───── PASSAGE SHOWN

FEDERAL COURT OF AUSTRALIA

Lind v Minister for Home Affairs [2019] FCA 2210

File number:

VID 1366 of 2019

Judge:

ANASTASSIOU J

Date of judgment:

18 December 2019

Catchwords:

PRACTICE AND PROCEDURE – urgent injunction application to preserve jurisdiction of court – interim injunction to substantive hearing granted – further injunction refused

MIGRATION – application for extension of time in which to seek judicial review of decision of Minister cancelling visa under s 501(3) of the Migration Act 1958 (Cth) – Minister allegedly acted unreasonably in choosing to exercise power under s 501(3) vis-à-vis other powers available – Minister allegedly acted unreasonably in determining removal in the national interest – absence of sufficient prospects of success to grant leave – application dismissed

Legislation:

Migration Act 1958 (Cth) s 501(3)

──────────
───── RECORDED DATA

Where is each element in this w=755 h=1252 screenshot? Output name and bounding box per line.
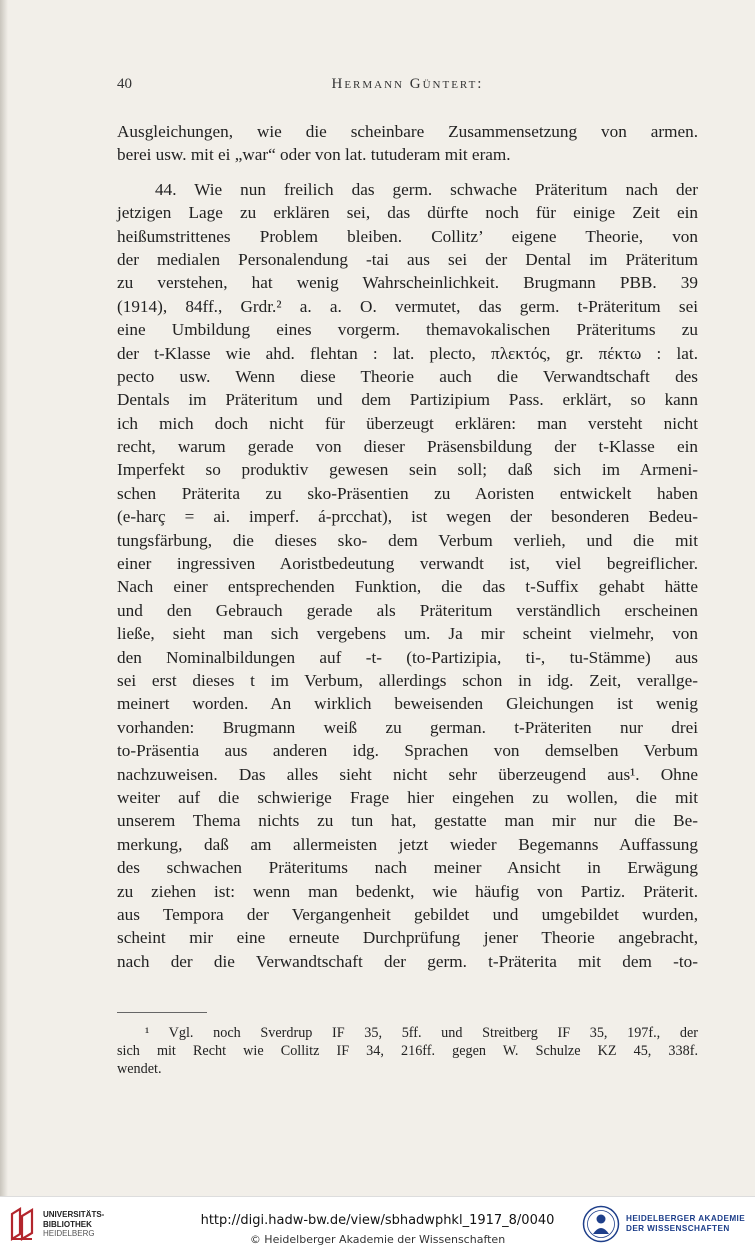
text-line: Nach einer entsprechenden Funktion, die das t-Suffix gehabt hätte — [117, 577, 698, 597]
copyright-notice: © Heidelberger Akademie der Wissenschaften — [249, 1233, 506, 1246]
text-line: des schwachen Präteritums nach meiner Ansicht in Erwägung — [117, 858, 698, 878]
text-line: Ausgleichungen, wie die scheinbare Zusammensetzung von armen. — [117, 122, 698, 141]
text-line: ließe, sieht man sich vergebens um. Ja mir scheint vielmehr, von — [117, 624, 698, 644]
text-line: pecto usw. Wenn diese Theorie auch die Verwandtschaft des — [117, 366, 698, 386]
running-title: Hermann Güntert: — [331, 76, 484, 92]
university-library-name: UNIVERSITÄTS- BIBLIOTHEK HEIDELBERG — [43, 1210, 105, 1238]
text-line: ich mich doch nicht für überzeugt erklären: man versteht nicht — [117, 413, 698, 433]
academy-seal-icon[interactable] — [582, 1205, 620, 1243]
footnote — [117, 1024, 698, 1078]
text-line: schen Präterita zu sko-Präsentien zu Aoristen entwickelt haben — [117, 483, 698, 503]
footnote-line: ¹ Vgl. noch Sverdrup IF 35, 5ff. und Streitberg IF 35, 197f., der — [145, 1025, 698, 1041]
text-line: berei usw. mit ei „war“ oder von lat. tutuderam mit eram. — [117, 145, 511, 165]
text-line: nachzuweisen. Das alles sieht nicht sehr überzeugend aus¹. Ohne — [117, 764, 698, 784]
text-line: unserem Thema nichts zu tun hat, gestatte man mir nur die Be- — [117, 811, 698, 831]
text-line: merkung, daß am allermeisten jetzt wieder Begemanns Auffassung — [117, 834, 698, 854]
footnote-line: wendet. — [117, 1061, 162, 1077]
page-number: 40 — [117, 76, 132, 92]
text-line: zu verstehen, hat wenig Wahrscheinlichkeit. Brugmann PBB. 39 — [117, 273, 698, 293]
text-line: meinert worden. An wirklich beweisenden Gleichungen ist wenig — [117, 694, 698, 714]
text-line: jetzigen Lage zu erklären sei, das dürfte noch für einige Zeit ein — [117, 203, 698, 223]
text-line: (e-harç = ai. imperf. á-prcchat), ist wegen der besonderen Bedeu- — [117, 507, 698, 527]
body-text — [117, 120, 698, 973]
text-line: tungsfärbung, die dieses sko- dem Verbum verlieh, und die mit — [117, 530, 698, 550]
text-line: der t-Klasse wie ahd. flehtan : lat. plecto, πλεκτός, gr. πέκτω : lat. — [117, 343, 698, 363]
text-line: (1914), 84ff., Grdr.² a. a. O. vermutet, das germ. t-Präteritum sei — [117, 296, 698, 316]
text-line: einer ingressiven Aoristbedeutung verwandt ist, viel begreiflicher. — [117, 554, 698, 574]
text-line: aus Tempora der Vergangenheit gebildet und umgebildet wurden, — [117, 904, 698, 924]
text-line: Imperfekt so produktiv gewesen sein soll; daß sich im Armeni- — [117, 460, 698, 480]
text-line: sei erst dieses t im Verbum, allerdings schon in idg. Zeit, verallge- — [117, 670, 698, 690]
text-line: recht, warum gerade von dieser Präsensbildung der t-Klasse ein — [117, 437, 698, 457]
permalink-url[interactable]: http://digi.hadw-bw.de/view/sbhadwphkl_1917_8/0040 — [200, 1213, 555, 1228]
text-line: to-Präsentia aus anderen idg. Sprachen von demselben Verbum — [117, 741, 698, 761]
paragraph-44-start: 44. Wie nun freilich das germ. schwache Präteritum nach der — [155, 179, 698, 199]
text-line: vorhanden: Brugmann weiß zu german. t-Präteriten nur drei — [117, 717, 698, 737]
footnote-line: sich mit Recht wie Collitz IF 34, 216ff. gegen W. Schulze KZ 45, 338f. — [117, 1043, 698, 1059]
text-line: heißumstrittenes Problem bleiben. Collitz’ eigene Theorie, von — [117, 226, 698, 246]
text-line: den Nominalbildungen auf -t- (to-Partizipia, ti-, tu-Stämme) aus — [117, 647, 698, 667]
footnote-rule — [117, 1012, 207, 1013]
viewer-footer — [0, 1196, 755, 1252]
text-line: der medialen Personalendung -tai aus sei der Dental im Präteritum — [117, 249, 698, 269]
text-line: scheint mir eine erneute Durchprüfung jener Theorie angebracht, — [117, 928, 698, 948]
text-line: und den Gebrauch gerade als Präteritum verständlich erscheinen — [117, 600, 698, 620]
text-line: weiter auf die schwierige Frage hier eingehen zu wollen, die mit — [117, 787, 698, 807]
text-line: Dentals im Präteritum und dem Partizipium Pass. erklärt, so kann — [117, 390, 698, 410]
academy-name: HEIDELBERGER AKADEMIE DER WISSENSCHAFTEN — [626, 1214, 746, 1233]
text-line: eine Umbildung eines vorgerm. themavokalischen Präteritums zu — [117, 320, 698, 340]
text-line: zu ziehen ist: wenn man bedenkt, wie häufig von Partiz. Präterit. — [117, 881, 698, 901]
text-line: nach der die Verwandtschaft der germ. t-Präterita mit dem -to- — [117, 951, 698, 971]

──────────

**EXERCISE REQUIREMENTS**
Pick up the Federal Court judgment in Lind v Minister for Home Affairs, shown before the items, and continue it from its last line.

**WRITTEN RESPONSE**
Cases cited:

In Re Denaby and Cadeby Main Colleries Ltd & Ors (1927) 43 TLR 322

Ozer v Minister for Home Affairs [2019] FCA 104

Tait v the Queen [1962] HCA 57; 108 CLR 620; 36 ALJR 330

Date of hearing:

18 December 2019

Registry:

Victoria

Division:

General Division

National Practice Area:

Administrative and Constitutional Law and Human Rights

Category:

Catchwords

Number of paragraphs:

16

Counsel for the Applicant:

The applicant appeared in person

Solicitor for the Respondent:

Mr A. Cunynghame of Sparke Helmore Lawyers

ORDERS

VID 1366 of 2019

BETWEEN:

DIUSHON LANCE NIGELE LIND

Applicant

AND:

MINISTER FOR HOME AFFAIRS

Respondent

JUDGE:

ANASTASSIOU J

DATE OF ORDER:

18 DECEMBER 2019

THE COURT ORDERS THAT:

1.    The application be dismissed.

2.    The applicant pay the respondent’s costs fixed in the sum of $1,500.

Note:    Entry of orders is dealt with in Rule 39.32 of the Federal Court Rules 2011.

REASONS FOR JUDGMENT

(Delivered ex tempore – revised from transcript)

ANASTASSIOU J:

1    The applicant seeks leave to extend time in which to seek judicial review of a decision of the Minister for Home Affairs, the Honourable Peter Dutton MP, to cancel his visa. The Minister cancelled the applicant’s visa exercising his powers under ss 501(3)(b) of the Migration Act 1958 (Cth).

2    The applicant was born in New Zealand on 18 March 1995. He has resided in Australia since he was 17 years of age, having arrived in Australia on 25 May 2012. He was the holder of a Class TY Subclass 444 Special Category (Temporary) visa.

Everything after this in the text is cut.